Check each line of the records below for the word "from" and copy those where it appears.
§ §
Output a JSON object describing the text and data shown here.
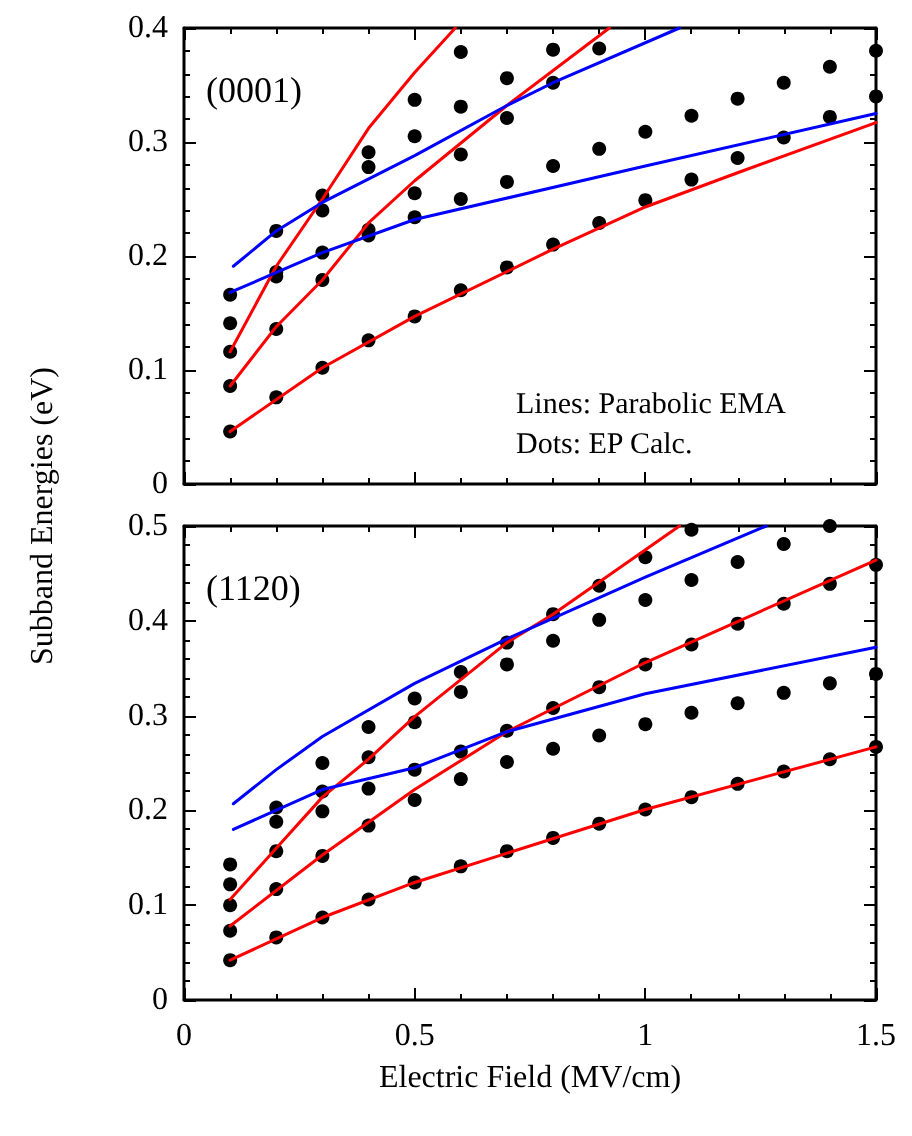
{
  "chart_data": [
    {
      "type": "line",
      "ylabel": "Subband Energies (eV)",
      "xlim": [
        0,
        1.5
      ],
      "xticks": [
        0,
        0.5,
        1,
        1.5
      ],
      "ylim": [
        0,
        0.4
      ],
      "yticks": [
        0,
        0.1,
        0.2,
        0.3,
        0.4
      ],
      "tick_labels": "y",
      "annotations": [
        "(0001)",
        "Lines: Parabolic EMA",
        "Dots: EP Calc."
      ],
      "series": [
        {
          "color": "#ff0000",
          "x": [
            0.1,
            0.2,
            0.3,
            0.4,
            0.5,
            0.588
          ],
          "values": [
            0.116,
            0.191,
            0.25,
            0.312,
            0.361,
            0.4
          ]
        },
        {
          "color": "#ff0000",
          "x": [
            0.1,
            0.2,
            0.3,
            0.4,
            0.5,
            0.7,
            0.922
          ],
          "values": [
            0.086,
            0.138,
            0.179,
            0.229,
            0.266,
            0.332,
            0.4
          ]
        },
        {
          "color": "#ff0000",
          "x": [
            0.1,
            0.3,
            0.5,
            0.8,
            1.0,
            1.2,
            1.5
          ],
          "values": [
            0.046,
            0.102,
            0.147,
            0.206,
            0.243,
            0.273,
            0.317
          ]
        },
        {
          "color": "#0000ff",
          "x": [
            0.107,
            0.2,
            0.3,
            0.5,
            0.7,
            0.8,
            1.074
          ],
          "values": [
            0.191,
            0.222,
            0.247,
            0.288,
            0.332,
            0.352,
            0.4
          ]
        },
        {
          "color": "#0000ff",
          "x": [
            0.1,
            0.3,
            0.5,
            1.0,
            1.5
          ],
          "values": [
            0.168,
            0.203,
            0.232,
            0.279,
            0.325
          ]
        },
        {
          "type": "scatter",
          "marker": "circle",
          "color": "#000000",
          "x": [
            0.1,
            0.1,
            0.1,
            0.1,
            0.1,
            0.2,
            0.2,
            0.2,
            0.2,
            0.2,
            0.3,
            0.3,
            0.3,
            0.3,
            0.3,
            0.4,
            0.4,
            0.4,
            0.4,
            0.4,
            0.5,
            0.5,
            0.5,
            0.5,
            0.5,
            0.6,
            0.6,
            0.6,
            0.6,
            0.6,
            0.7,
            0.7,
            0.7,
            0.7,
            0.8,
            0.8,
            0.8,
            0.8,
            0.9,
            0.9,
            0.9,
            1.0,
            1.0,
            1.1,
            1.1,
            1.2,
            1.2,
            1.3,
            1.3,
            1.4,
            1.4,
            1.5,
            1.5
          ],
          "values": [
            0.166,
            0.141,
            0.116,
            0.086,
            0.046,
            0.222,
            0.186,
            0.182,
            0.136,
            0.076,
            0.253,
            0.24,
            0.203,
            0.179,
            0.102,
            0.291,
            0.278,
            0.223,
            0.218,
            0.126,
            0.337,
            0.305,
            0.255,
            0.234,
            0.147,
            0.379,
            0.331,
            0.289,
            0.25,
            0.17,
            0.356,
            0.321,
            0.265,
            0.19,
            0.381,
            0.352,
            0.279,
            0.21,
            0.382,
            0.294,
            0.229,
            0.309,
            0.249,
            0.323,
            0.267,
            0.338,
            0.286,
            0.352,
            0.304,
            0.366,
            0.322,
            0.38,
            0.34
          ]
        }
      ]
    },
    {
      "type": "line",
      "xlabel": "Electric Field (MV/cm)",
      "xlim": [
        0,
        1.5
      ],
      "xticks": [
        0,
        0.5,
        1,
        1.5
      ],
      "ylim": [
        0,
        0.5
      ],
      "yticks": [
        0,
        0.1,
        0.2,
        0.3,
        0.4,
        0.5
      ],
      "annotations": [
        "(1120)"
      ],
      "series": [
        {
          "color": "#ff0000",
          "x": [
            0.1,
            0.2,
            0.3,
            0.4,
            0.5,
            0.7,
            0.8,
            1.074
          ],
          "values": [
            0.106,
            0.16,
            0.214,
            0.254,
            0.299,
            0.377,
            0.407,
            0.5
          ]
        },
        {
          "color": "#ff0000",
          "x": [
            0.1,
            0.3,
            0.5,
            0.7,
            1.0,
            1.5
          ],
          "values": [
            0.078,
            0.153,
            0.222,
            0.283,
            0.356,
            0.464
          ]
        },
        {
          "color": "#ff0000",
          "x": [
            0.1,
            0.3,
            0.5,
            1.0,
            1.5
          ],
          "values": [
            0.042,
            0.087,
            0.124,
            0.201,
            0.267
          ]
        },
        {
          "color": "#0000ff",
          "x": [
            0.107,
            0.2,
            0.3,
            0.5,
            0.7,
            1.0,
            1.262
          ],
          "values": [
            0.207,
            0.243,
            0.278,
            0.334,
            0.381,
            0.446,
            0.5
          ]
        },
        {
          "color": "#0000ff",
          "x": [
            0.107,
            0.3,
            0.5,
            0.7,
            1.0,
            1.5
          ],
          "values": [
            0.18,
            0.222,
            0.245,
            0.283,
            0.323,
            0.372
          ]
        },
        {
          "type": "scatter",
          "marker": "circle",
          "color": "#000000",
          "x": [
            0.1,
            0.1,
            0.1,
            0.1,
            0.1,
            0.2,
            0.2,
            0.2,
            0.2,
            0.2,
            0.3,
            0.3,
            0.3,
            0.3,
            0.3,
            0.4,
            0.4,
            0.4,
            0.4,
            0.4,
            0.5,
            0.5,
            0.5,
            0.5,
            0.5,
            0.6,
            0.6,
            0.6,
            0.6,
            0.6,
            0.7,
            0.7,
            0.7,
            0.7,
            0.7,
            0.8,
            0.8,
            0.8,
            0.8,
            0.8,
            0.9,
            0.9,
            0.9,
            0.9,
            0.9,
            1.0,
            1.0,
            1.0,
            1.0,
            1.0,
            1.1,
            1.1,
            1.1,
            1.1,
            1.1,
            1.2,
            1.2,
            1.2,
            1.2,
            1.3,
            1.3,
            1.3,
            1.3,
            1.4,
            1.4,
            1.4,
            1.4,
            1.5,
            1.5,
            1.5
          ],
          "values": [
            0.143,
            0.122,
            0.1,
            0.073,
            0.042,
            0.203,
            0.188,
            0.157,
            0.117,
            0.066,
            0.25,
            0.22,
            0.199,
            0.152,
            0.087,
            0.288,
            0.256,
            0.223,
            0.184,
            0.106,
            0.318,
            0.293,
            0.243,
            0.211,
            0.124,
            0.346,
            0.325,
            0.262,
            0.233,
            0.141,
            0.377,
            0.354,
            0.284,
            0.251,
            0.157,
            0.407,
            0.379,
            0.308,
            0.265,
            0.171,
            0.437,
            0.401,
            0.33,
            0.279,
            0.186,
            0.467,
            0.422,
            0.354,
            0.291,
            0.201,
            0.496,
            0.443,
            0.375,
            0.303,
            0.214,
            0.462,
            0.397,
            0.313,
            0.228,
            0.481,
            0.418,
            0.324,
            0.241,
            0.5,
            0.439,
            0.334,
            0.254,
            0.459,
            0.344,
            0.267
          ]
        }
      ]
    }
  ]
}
§ §
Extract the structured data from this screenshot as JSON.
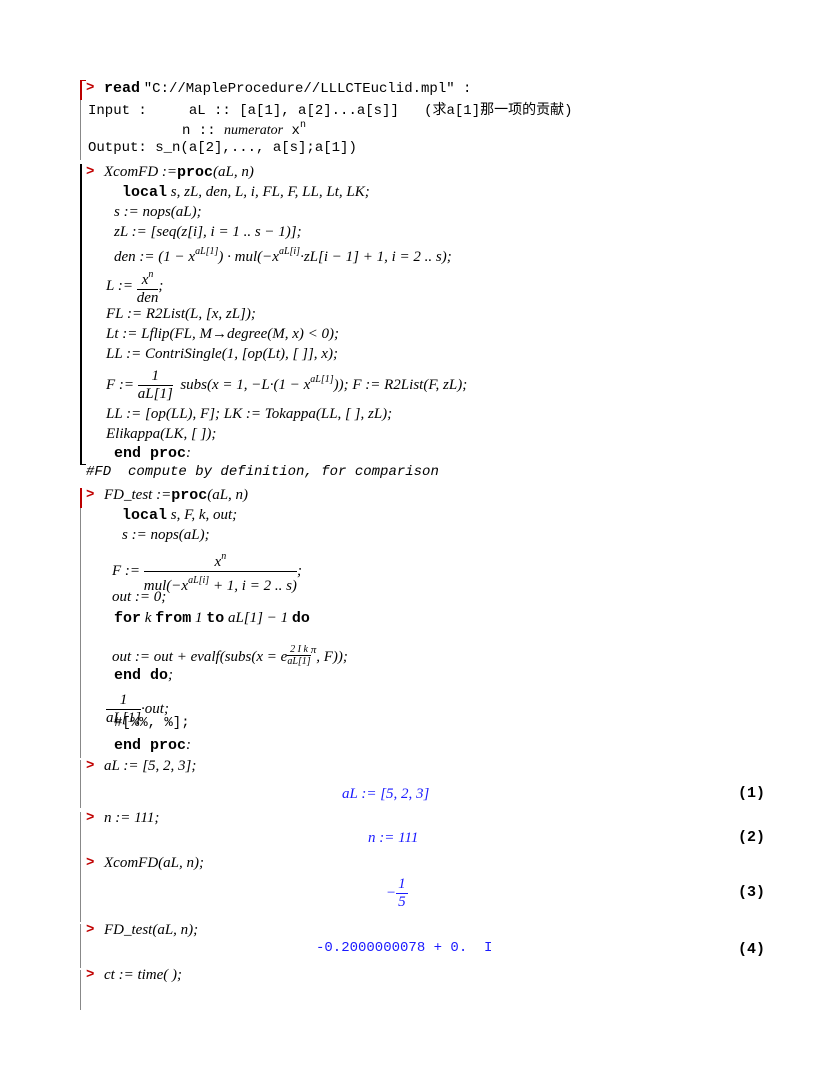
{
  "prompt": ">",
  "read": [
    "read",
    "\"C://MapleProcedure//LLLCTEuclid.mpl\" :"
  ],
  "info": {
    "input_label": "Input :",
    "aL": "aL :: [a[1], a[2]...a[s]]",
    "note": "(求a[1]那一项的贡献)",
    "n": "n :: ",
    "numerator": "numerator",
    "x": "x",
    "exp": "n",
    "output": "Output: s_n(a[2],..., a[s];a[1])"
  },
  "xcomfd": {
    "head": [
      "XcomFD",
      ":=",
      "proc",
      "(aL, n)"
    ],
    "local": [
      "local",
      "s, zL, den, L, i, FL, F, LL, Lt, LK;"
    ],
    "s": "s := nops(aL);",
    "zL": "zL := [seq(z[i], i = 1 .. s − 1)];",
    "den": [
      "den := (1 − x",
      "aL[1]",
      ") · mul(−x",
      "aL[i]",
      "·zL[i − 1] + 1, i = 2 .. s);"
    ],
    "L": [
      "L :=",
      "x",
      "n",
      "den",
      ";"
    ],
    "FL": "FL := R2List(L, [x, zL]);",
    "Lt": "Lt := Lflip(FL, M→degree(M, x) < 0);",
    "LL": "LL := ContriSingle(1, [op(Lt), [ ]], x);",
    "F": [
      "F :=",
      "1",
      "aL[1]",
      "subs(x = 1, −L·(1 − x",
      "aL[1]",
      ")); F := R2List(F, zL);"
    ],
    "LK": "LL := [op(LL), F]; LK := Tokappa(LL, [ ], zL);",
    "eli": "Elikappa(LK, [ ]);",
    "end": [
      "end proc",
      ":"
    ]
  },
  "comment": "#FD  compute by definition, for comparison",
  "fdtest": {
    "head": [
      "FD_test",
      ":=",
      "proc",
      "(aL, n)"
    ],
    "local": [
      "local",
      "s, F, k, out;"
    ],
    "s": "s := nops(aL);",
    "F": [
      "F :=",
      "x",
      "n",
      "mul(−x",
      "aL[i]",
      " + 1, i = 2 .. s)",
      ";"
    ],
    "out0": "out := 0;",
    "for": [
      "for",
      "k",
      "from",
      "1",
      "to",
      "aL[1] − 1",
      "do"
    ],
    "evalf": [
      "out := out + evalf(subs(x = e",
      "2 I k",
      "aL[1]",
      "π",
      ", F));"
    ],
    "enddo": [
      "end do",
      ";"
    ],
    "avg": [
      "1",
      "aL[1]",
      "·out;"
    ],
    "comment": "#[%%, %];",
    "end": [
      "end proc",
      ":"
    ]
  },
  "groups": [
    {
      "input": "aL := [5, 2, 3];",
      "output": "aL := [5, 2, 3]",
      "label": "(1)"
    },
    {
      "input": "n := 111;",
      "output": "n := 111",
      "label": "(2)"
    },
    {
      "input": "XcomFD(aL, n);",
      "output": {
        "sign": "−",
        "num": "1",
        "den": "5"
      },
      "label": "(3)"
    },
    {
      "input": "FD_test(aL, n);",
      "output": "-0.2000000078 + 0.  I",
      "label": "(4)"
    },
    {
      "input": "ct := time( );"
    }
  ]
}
§ §
In response
Extract the structured data from this screenshot as JSON.
      "from",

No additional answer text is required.